Search the data for the word "rate" and copy every line that contains it.

## START

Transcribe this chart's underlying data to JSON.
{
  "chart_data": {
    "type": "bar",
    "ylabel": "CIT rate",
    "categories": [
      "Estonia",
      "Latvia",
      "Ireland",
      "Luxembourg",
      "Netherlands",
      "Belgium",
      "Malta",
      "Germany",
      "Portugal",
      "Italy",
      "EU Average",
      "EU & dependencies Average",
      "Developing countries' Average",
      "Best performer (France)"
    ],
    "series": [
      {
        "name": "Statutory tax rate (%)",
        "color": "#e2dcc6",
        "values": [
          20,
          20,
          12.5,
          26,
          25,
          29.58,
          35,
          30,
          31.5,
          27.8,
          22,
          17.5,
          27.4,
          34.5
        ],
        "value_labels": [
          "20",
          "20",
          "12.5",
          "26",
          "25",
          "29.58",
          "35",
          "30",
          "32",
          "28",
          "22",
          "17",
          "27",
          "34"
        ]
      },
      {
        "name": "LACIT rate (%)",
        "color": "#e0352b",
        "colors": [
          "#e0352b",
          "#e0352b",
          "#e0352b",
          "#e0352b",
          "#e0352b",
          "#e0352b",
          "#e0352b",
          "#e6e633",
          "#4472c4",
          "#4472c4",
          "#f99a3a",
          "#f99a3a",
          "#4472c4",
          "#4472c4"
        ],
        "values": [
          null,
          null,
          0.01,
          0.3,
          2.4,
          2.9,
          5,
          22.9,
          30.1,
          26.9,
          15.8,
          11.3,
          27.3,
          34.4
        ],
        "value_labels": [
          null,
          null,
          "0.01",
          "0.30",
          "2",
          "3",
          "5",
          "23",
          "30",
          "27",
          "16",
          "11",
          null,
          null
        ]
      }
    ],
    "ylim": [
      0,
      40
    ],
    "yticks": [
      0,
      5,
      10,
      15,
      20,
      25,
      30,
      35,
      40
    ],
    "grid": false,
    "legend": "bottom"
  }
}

## END

- [Response to the task]:
    "ylabel": "CIT rate",
        "name": "Statutory tax rate (%)",
        "name": "LACIT rate (%)",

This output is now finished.